┌──

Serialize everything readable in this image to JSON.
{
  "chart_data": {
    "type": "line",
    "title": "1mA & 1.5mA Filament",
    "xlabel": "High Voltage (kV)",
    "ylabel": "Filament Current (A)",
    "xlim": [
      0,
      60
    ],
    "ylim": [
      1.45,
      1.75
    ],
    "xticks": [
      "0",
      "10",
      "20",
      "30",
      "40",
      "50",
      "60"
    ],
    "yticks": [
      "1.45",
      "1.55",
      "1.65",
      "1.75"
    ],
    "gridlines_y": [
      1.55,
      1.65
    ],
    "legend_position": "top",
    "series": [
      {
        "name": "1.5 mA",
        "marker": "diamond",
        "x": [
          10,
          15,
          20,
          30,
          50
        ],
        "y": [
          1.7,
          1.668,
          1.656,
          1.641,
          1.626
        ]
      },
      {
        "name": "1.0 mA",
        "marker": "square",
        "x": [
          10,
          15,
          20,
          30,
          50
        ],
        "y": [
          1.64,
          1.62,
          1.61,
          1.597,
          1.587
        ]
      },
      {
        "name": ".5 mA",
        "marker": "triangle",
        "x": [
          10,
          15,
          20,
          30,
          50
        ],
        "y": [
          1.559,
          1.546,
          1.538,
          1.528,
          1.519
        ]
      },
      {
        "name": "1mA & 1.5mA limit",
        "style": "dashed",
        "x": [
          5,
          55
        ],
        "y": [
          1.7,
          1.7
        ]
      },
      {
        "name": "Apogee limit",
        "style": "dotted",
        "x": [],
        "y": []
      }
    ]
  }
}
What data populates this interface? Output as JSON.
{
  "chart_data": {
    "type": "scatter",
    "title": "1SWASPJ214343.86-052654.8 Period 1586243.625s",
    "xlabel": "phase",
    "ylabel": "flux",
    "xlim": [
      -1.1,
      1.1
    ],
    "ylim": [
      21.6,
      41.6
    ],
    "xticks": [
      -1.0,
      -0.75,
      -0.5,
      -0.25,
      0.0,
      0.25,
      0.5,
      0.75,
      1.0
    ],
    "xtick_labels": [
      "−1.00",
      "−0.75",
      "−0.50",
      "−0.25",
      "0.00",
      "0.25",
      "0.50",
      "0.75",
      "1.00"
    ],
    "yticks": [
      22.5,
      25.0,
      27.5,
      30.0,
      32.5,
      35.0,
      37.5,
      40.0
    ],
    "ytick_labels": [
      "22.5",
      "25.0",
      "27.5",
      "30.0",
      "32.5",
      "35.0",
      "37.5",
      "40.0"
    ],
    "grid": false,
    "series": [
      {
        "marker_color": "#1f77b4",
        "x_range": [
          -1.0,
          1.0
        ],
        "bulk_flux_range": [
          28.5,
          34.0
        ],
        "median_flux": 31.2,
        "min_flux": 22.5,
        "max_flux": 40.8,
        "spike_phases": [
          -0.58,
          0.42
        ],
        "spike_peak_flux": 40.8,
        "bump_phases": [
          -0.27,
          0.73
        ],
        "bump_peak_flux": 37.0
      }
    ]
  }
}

└──

Problem description –
Please copy out each record, character for character.

Problem solution –
Serialize everything readable in this image to JSON.
{
  "chart_data": {
    "type": "line",
    "title": "1mA & 1.5mA Filament",
    "xlabel": "High Voltage (kV)",
    "ylabel": "Filament Current (A)",
    "xlim": [
      0,
      60
    ],
    "ylim": [
      1.45,
      1.75
    ],
    "xticks": [
      "0",
      "10",
      "20",
      "30",
      "40",
      "50",
      "60"
    ],
    "yticks": [
      "1.45",
      "1.55",
      "1.65",
      "1.75"
    ],
    "gridlines_y": [
      1.55,
      1.65
    ],
    "legend_position": "top",
    "series": [
      {
        "name": "1.5 mA",
        "marker": "diamond",
        "x": [
          10,
          15,
          20,
          30,
          50
        ],
        "y": [
          1.7,
          1.668,
          1.656,
          1.641,
          1.626
        ]
      },
      {
        "name": "1.0 mA",
        "marker": "square",
        "x": [
          10,
          15,
          20,
          30,
          50
        ],
        "y": [
          1.64,
          1.62,
          1.61,
          1.597,
          1.587
        ]
      },
      {
        "name": ".5 mA",
        "marker": "triangle",
        "x": [
          10,
          15,
          20,
          30,
          50
        ],
        "y": [
          1.559,
          1.546,
          1.538,
          1.528,
          1.519
        ]
      },
      {
        "name": "1mA & 1.5mA limit",
        "style": "dashed",
        "x": [
          5,
          55
        ],
        "y": [
          1.7,
          1.7
        ]
      },
      {
        "name": "Apogee limit",
        "style": "dotted",
        "x": [],
        "y": []
      }
    ]
  }
}
What data populates this interface? Output as JSON.
{
  "chart_data": {
    "type": "scatter",
    "title": "1SWASPJ214343.86-052654.8 Period 1586243.625s",
    "xlabel": "phase",
    "ylabel": "flux",
    "xlim": [
      -1.1,
      1.1
    ],
    "ylim": [
      21.6,
      41.6
    ],
    "xticks": [
      -1.0,
      -0.75,
      -0.5,
      -0.25,
      0.0,
      0.25,
      0.5,
      0.75,
      1.0
    ],
    "xtick_labels": [
      "−1.00",
      "−0.75",
      "−0.50",
      "−0.25",
      "0.00",
      "0.25",
      "0.50",
      "0.75",
      "1.00"
    ],
    "yticks": [
      22.5,
      25.0,
      27.5,
      30.0,
      32.5,
      35.0,
      37.5,
      40.0
    ],
    "ytick_labels": [
      "22.5",
      "25.0",
      "27.5",
      "30.0",
      "32.5",
      "35.0",
      "37.5",
      "40.0"
    ],
    "grid": false,
    "series": [
      {
        "marker_color": "#1f77b4",
        "x_range": [
          -1.0,
          1.0
        ],
        "bulk_flux_range": [
          28.5,
          34.0
        ],
        "median_flux": 31.2,
        "min_flux": 22.5,
        "max_flux": 40.8,
        "spike_phases": [
          -0.58,
          0.42
        ],
        "spike_peak_flux": 40.8,
        "bump_phases": [
          -0.27,
          0.73
        ],
        "bump_peak_flux": 37.0
      }
    ]
  }
}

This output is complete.